Problem to work on :: Write out each line from the data below that includes the word "gear".

====

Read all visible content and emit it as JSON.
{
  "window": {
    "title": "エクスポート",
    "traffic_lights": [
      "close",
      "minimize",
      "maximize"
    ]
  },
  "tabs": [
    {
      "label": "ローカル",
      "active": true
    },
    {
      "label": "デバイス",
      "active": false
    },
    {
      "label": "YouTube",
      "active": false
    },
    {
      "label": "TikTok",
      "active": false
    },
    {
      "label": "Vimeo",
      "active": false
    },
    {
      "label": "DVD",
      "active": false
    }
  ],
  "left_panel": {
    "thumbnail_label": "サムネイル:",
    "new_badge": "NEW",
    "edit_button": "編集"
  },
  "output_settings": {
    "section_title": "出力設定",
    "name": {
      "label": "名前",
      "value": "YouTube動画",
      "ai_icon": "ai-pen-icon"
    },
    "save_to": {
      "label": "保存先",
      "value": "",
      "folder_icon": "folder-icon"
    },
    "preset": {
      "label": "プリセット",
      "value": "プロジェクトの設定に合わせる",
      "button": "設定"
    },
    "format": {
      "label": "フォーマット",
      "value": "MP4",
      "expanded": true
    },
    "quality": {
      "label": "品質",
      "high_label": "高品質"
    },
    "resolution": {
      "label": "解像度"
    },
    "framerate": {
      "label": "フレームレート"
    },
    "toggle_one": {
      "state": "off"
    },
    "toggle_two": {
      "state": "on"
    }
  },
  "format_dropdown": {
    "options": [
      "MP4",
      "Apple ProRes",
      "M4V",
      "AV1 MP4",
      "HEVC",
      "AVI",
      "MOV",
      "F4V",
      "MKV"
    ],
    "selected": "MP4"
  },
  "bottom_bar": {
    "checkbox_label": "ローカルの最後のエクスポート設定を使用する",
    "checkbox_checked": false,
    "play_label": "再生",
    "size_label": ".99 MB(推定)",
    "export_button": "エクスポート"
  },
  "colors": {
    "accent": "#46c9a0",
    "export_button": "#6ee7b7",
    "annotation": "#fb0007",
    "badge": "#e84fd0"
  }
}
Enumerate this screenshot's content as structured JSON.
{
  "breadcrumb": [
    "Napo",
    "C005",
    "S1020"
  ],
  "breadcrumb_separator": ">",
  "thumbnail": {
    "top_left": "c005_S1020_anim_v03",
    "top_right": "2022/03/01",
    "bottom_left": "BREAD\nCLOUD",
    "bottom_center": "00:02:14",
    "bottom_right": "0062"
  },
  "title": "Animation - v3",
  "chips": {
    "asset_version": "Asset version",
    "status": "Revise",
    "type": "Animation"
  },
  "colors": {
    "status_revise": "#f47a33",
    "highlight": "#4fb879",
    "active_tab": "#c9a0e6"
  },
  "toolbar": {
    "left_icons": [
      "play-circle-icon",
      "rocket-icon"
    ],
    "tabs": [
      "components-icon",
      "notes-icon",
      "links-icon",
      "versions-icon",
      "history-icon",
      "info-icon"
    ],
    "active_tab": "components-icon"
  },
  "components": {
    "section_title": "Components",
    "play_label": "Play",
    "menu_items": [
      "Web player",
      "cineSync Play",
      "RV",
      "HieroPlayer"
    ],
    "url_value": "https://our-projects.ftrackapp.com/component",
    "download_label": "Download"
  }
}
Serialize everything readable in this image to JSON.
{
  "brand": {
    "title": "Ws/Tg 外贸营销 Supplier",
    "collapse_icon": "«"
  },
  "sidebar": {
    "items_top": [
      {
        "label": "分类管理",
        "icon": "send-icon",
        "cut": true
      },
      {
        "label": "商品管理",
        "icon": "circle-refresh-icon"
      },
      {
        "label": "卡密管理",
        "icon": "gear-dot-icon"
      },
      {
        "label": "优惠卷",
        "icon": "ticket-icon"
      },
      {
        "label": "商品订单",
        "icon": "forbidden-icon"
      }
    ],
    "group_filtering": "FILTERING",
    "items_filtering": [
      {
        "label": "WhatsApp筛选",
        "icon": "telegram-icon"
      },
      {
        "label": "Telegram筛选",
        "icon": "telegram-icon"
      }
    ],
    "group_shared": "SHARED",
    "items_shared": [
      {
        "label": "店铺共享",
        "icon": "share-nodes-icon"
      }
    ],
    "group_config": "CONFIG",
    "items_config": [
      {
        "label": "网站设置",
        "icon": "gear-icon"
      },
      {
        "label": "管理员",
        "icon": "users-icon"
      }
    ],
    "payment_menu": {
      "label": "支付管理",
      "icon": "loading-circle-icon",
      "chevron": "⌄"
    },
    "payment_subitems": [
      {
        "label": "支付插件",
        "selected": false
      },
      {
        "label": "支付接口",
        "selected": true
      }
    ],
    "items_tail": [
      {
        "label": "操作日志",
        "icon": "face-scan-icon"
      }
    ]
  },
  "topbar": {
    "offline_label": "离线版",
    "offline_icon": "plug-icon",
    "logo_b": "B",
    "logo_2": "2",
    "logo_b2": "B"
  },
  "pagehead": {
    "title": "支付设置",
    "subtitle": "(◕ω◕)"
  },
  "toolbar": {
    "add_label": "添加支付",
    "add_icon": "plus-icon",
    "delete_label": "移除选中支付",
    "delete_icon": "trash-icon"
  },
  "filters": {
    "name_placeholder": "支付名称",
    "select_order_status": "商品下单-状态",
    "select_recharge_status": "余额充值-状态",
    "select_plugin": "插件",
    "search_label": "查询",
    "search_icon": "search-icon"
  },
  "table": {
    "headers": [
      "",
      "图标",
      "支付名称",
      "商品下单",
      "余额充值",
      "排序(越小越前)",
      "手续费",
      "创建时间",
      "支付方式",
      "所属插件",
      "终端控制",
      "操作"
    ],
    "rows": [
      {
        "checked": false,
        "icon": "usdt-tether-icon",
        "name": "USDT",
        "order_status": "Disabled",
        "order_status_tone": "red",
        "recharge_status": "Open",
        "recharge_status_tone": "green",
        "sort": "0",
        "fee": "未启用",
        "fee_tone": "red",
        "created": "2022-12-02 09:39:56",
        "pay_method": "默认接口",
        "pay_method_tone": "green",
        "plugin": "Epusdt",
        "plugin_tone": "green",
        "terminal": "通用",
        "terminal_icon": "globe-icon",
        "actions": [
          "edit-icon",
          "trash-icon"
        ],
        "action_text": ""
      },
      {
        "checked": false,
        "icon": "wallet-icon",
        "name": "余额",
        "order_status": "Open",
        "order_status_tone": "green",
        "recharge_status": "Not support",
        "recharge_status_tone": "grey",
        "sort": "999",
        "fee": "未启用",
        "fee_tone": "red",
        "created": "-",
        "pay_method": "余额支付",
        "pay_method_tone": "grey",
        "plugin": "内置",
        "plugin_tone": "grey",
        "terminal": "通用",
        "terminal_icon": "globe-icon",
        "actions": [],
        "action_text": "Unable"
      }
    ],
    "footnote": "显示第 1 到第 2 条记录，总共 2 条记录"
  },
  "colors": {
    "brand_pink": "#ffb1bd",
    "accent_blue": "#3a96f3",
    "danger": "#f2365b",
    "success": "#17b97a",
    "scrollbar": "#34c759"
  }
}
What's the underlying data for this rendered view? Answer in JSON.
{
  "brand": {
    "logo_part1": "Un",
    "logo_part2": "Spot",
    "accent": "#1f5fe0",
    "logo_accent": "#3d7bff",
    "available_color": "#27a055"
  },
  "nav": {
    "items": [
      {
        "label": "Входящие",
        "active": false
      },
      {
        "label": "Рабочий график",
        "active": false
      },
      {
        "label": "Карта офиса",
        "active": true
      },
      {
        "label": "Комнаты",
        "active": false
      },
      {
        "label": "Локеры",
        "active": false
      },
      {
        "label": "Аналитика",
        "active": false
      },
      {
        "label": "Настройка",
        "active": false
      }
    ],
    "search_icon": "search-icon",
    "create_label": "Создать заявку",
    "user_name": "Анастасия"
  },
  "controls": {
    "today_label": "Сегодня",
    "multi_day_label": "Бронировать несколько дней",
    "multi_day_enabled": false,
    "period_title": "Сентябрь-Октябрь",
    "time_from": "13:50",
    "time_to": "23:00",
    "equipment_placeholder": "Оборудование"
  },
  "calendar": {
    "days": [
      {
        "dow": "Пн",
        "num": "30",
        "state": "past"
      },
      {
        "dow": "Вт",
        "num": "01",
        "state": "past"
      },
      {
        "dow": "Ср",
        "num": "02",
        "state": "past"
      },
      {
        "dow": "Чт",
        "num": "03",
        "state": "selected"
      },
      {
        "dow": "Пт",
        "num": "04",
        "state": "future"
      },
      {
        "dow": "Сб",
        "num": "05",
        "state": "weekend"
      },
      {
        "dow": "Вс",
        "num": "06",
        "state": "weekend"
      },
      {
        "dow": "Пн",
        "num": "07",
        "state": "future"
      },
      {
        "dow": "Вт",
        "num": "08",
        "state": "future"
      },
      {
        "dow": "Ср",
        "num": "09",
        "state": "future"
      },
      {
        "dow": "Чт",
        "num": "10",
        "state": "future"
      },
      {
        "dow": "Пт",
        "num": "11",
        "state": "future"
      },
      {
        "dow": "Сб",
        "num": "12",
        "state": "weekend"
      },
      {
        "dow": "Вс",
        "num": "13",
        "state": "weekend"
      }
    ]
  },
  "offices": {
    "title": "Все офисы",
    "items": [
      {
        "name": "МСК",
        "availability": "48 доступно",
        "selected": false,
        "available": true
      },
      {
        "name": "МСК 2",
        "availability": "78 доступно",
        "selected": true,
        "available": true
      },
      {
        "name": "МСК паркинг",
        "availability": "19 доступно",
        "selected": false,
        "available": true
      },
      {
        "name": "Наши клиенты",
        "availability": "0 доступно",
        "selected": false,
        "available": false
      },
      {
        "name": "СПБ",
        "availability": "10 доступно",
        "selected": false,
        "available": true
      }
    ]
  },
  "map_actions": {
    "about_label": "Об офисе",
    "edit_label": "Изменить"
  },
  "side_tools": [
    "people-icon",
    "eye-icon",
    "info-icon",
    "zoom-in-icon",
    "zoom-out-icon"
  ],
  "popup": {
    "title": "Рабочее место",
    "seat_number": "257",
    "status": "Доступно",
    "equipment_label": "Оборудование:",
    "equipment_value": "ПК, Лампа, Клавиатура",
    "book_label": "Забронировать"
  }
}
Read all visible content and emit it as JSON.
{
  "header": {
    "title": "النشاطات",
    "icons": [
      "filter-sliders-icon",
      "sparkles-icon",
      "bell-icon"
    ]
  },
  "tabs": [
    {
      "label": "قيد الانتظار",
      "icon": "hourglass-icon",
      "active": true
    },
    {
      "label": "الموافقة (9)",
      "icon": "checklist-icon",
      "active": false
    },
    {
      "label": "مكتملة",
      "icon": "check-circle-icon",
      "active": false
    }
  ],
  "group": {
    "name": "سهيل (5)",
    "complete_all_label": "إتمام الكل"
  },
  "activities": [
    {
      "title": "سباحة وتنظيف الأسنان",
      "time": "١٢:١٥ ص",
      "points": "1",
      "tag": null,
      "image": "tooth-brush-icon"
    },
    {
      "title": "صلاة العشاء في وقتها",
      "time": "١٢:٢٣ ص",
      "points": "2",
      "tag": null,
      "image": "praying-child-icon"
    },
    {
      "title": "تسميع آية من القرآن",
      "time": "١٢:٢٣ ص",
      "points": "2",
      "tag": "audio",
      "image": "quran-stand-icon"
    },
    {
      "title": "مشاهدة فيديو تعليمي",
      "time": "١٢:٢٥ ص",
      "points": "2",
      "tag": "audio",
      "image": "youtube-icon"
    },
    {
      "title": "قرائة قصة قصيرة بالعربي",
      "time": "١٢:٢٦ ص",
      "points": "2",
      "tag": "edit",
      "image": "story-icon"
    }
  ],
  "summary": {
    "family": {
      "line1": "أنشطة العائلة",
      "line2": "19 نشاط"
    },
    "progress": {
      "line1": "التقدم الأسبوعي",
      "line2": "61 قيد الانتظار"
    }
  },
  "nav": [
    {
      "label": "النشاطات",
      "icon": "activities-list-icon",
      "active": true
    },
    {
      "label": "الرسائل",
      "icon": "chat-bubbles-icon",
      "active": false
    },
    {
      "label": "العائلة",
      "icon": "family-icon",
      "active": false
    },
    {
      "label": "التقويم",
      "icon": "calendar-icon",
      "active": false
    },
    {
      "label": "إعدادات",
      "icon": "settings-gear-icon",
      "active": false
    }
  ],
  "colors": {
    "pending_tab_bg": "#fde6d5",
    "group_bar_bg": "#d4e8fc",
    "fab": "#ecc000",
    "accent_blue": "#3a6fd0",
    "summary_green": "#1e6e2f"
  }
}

====

Reply ::
        "icon": "gear-dot-icon"
        "icon": "gear-icon"
      "icon": "settings-gear-icon",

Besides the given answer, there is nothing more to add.